- [Article]

Dabbler Diary: Paradisal Provence


Provence, and as the lady said, “I’ve talked enough about me. Now, let’s talk about you – what do you think about me?”

So what do they think of London 2012 down here? Shortly after our arrival we overheard the owner of a bar jovially haranguing a large, pinkish Brit: you steal the Games from us, then you win all the medals, and, still not satisfied, you collect the Euromillions! €136m I think it was.

The linkages were more relevant than our patron knew: the British enthusiasm for lotteries is the foundation of recent sporting success. But then sport in Britain has often thrived on the profits of gambling – remember the Tote? The French might put this latest instance of virtue being supported by vice down to our incorrigible hypocrisy.

Dataset rows
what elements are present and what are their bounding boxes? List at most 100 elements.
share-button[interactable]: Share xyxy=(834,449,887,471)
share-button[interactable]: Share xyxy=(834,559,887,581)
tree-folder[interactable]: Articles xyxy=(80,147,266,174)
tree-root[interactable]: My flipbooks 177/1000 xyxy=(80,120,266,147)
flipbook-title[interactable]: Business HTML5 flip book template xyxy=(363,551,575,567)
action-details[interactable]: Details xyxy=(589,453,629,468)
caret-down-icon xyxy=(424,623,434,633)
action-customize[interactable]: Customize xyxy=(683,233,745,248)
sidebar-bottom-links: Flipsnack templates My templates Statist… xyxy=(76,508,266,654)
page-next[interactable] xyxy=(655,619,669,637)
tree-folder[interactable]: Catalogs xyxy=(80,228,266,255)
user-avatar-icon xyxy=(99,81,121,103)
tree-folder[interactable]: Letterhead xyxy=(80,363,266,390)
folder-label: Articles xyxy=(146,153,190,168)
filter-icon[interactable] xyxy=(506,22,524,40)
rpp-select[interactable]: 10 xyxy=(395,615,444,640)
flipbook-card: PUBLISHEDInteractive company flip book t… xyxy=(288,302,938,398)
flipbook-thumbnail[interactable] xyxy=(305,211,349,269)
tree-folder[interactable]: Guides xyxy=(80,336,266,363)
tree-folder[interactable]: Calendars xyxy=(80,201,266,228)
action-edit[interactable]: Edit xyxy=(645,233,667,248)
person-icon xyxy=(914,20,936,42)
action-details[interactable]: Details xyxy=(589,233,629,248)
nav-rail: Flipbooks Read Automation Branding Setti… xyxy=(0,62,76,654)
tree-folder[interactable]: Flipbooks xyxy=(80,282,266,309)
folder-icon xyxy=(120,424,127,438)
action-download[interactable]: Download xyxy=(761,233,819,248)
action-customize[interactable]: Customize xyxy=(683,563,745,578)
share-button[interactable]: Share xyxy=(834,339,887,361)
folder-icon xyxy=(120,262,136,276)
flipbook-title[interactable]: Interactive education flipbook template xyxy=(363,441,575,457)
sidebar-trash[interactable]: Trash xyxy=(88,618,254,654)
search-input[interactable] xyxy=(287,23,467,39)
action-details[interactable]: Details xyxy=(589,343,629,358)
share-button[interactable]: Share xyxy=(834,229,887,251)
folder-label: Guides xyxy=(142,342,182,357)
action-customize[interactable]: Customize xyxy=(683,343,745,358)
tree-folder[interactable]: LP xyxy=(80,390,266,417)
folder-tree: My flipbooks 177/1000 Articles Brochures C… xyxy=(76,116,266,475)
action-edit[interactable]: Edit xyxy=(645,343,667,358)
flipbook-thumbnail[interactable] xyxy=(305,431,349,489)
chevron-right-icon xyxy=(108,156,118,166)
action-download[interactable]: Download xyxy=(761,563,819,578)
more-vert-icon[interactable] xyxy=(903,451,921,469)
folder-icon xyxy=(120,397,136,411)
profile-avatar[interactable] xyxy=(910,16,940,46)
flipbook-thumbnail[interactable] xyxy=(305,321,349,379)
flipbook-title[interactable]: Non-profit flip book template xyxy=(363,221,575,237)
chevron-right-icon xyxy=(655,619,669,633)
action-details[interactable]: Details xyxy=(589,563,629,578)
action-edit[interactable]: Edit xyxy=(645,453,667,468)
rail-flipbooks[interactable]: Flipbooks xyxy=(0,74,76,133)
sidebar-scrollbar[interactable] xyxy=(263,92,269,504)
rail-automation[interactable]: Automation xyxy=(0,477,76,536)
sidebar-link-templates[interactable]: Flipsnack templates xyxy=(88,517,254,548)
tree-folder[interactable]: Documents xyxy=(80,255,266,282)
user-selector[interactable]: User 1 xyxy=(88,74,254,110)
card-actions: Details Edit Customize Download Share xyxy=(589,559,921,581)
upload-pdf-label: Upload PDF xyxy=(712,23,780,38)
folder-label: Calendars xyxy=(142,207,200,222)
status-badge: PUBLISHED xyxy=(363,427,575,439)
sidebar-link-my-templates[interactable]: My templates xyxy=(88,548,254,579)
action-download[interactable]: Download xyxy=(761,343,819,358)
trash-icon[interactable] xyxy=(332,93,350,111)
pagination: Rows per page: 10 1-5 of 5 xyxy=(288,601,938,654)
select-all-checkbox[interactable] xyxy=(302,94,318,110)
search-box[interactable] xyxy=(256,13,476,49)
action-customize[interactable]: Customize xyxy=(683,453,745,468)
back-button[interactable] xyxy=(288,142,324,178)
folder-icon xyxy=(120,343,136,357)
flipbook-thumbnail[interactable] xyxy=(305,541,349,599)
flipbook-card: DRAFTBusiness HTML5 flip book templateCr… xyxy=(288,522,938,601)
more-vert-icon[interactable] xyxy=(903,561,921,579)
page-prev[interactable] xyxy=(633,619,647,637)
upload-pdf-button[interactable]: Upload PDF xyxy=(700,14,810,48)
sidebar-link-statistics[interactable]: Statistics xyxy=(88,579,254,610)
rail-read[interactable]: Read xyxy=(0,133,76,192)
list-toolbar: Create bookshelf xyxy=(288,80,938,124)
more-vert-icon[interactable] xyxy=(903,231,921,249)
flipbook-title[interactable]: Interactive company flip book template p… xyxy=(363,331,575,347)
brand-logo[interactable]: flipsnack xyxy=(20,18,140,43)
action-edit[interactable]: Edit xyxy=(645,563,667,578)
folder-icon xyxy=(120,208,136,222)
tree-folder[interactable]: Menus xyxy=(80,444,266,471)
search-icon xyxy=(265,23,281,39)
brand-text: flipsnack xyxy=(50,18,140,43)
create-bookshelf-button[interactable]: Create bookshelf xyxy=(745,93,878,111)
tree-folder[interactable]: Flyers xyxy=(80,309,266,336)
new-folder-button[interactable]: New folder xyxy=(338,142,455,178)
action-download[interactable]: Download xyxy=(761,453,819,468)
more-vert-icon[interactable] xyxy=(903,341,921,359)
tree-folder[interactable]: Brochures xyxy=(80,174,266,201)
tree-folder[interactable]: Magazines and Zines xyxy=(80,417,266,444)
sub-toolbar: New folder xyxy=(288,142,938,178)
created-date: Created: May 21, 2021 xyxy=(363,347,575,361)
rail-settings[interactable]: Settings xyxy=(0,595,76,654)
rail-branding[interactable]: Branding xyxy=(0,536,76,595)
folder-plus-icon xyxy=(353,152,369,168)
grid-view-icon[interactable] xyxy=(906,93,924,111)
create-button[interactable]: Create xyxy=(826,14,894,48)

- [To be done]
**1.** According to the Provence diary, what is the foundation of recent British sporting success?
**2.** Rewrite the dataset rows from their first line through the line that contains "caret-down-icon xyxy=(424,623,434,633)", replacing "flipbook-title" with "book-title" and keeping everything else the same.
The Provence diary and the dataset rows have no connection to each other.

- [Response list]
**1.** The British enthusiasm for lotteries.

**2.**
what elements are present and what are their bounding boxes? List at most 100 elements.
share-button[interactable]: Share xyxy=(834,449,887,471)
share-button[interactable]: Share xyxy=(834,559,887,581)
tree-folder[interactable]: Articles xyxy=(80,147,266,174)
tree-root[interactable]: My flipbooks 177/1000 xyxy=(80,120,266,147)
book-title[interactable]: Business HTML5 flip book template xyxy=(363,551,575,567)
action-details[interactable]: Details xyxy=(589,453,629,468)
caret-down-icon xyxy=(424,623,434,633)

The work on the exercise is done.